Your task:
All lines in the data bearing the string "label" should be identified and copied.

Provided entries:
-- Begin --
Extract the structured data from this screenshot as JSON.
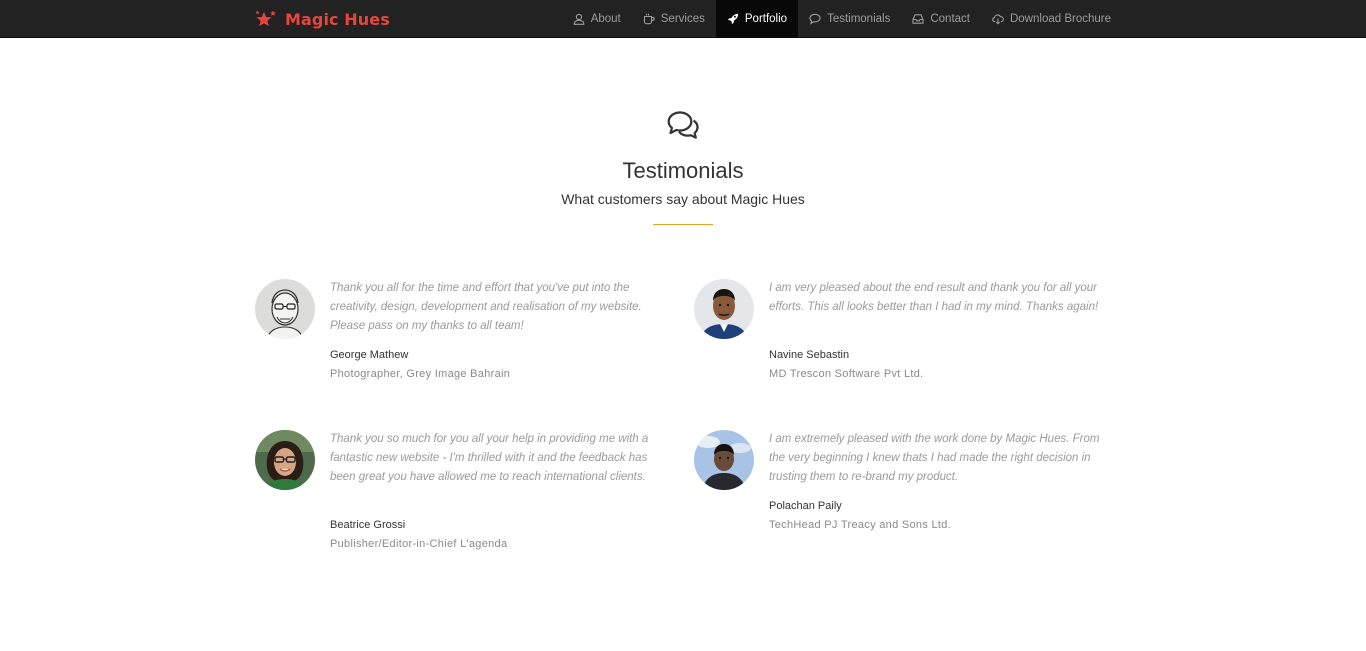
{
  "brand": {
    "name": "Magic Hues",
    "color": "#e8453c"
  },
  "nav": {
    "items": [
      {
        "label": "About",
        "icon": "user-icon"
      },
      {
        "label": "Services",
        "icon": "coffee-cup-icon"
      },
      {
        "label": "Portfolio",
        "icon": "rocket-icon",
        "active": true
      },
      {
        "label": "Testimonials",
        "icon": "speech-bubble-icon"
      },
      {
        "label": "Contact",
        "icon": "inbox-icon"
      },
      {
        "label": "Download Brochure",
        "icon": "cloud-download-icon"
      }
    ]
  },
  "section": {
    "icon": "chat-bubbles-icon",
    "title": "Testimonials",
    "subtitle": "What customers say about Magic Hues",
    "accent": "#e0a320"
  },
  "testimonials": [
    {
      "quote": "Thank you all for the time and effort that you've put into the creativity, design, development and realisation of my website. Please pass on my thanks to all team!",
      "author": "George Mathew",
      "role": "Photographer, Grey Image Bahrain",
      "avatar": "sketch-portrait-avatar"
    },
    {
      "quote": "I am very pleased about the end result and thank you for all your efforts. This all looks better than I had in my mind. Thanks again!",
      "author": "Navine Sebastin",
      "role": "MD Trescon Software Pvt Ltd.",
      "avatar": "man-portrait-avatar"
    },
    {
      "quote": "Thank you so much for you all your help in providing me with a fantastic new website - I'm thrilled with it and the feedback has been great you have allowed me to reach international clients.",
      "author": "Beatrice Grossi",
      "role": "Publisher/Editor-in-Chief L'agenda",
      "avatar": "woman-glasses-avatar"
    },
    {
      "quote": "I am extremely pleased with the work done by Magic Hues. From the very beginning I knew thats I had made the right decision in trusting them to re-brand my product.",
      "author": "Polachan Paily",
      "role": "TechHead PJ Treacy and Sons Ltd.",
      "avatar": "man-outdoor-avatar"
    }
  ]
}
-- End --
Result of this exercise:
        "label": "About",
        "label": "Services",
        "label": "Portfolio",
        "label": "Testimonials",
        "label": "Contact",
        "label": "Download Brochure",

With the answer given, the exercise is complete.